++++ Records for the exercise

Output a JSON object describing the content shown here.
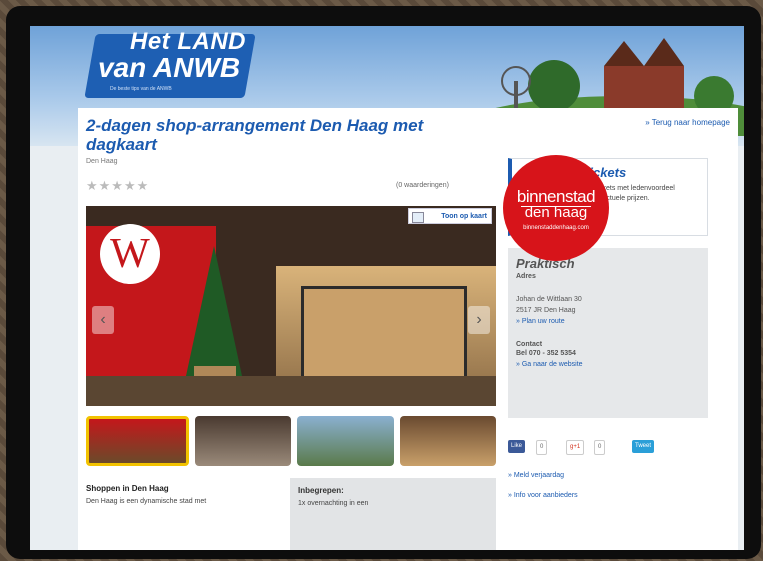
{
  "logo": {
    "line1": "Het LAND",
    "line2": "van ANWB",
    "tagline": "De beste tips van de ANWB"
  },
  "badge": {
    "line1": "binnenstad",
    "line2": "den haag",
    "url": "binnenstaddenhaag.com"
  },
  "page": {
    "title": "2-dagen shop-arrangement Den Haag met dagkaart",
    "back_link": "» Terug naar homepage",
    "location": "Den Haag",
    "stars": "★★★★★",
    "reviews": "(0 waarderingen)",
    "map_button": "Toon op kaart",
    "shop_title": "Shoppen in Den Haag",
    "shop_text": "Den Haag is een dynamische stad met",
    "incl_title": "Inbegrepen:",
    "incl_text": "1x overnachting in een"
  },
  "sidebar": {
    "prijzen_title": "Prijzen en tickets",
    "prijzen_text": "Er zijn momenteel geen tickets met ledenvoordeel verkrijgbaar. Kijk",
    "prijzen_link": "hier",
    "prijzen_text2": "voor actuele prijzen.",
    "prakt_title": "Praktisch",
    "adres_label": "Adres",
    "street": "Johan de Wittlaan 30",
    "city": "2517 JR Den Haag",
    "route_link": "» Plan uw route",
    "contact_label": "Contact",
    "tel": "Bel 070 - 352 5354",
    "website_link": "» Ga naar de website",
    "fb": "Like",
    "fb_count": "0",
    "gp": "g+1",
    "gp_count": "0",
    "tw": "Tweet",
    "link1": "» Meld verjaardag",
    "link2": "» Info voor aanbieders"
  }
}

++++++++

Work to complete: Count the lines above that contain the word "ANWB", and give only that number.

Answer to the problem: 2